▸ What is needed:
Sift the listing for lines that hold the string "triangle" and pull them out.

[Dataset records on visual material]
◆ ◆ ◆ ◆ ◆

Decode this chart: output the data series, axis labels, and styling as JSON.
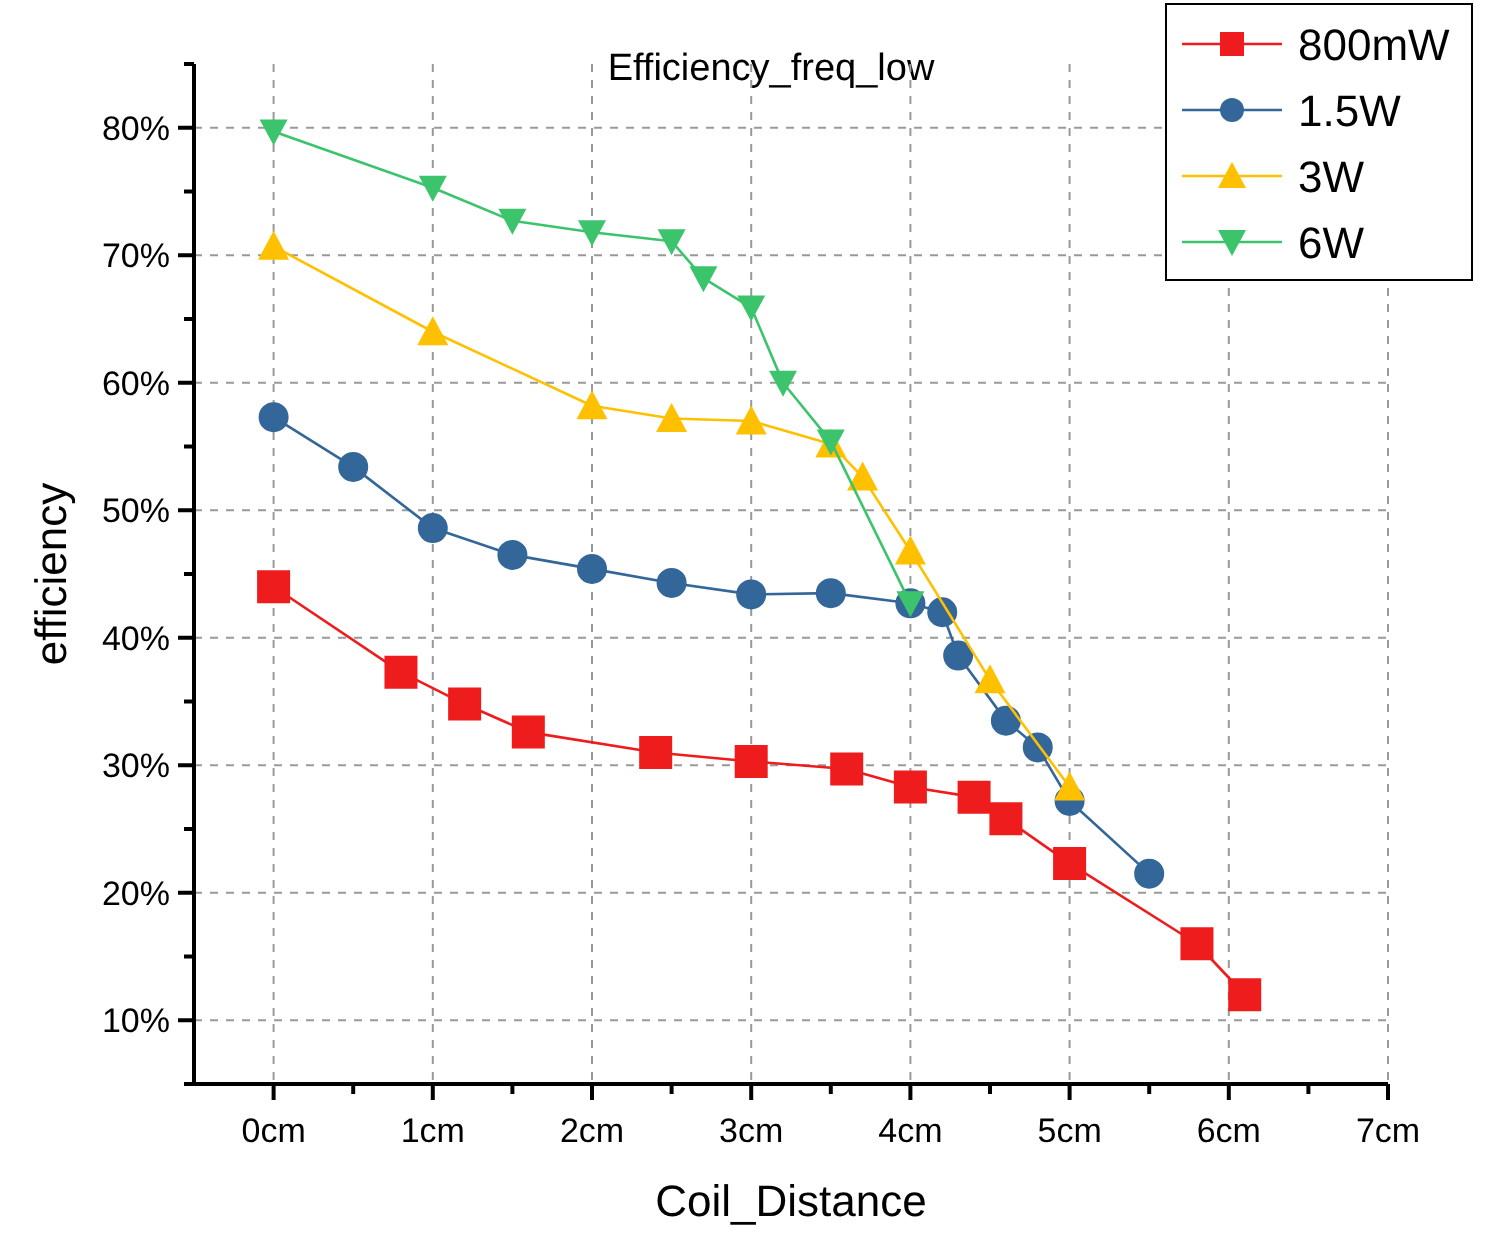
{
  "chart_data": {
    "type": "line",
    "title": "Efficiency_freq_low",
    "xlabel": "Coil_Distance",
    "ylabel": "efficiency",
    "xlim": [
      -0.5,
      7
    ],
    "ylim": [
      5,
      85
    ],
    "xticks": [
      {
        "value": 0,
        "label": "0cm"
      },
      {
        "value": 0.5,
        "label": null
      },
      {
        "value": 1,
        "label": "1cm"
      },
      {
        "value": 1.5,
        "label": null
      },
      {
        "value": 2,
        "label": "2cm"
      },
      {
        "value": 2.5,
        "label": null
      },
      {
        "value": 3,
        "label": "3cm"
      },
      {
        "value": 3.5,
        "label": null
      },
      {
        "value": 4,
        "label": "4cm"
      },
      {
        "value": 4.5,
        "label": null
      },
      {
        "value": 5,
        "label": "5cm"
      },
      {
        "value": 5.5,
        "label": null
      },
      {
        "value": 6,
        "label": "6cm"
      },
      {
        "value": 6.5,
        "label": null
      },
      {
        "value": 7,
        "label": "7cm"
      }
    ],
    "yticks": [
      {
        "value": 5,
        "label": null
      },
      {
        "value": 10,
        "label": "10%"
      },
      {
        "value": 15,
        "label": null
      },
      {
        "value": 20,
        "label": "20%"
      },
      {
        "value": 25,
        "label": null
      },
      {
        "value": 30,
        "label": "30%"
      },
      {
        "value": 35,
        "label": null
      },
      {
        "value": 40,
        "label": "40%"
      },
      {
        "value": 45,
        "label": null
      },
      {
        "value": 50,
        "label": "50%"
      },
      {
        "value": 55,
        "label": null
      },
      {
        "value": 60,
        "label": "60%"
      },
      {
        "value": 65,
        "label": null
      },
      {
        "value": 70,
        "label": "70%"
      },
      {
        "value": 75,
        "label": null
      },
      {
        "value": 80,
        "label": "80%"
      },
      {
        "value": 85,
        "label": null
      }
    ],
    "grid": true,
    "legend": "top right",
    "line_style": "solid",
    "series": [
      {
        "name": "800mW",
        "color": "#ee1c1c",
        "marker": "square",
        "x": [
          0,
          0.8,
          1.2,
          1.6,
          2.4,
          3,
          3.6,
          4,
          4.4,
          4.6,
          5,
          5.8,
          6.1
        ],
        "values": [
          44,
          37.3,
          34.8,
          32.6,
          31,
          30.3,
          29.7,
          28.3,
          27.5,
          25.8,
          22.3,
          16,
          12
        ]
      },
      {
        "name": "1.5W",
        "color": "#336699",
        "marker": "circle",
        "x": [
          0,
          0.5,
          1,
          1.5,
          2,
          2.5,
          3,
          3.5,
          4,
          4.2,
          4.3,
          4.6,
          4.8,
          5,
          5.5
        ],
        "values": [
          57.3,
          53.4,
          48.6,
          46.5,
          45.4,
          44.3,
          43.4,
          43.5,
          42.7,
          42,
          38.6,
          33.5,
          31.4,
          27.2,
          21.5
        ]
      },
      {
        "name": "3W",
        "color": "#ffc000",
        "marker": "triangle",
        "x": [
          0,
          1,
          2,
          2.5,
          3,
          3.5,
          3.7,
          4,
          4.5,
          5
        ],
        "values": [
          70.7,
          64,
          58.2,
          57.2,
          57,
          55.2,
          52.6,
          46.8,
          36.7,
          28.3
        ]
      },
      {
        "name": "6W",
        "color": "#3cc46c",
        "marker": "triangle-down",
        "x": [
          0,
          1,
          1.5,
          2,
          2.5,
          2.7,
          3,
          3.2,
          3.5,
          4
        ],
        "values": [
          79.7,
          75.3,
          72.7,
          71.8,
          71.1,
          68.2,
          65.9,
          60,
          55.4,
          42.7
        ]
      }
    ]
  }
}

◆ ◆ ◆ ◆ ◆

▸ Final answer:
        "marker": "triangle",
        "marker": "triangle-down",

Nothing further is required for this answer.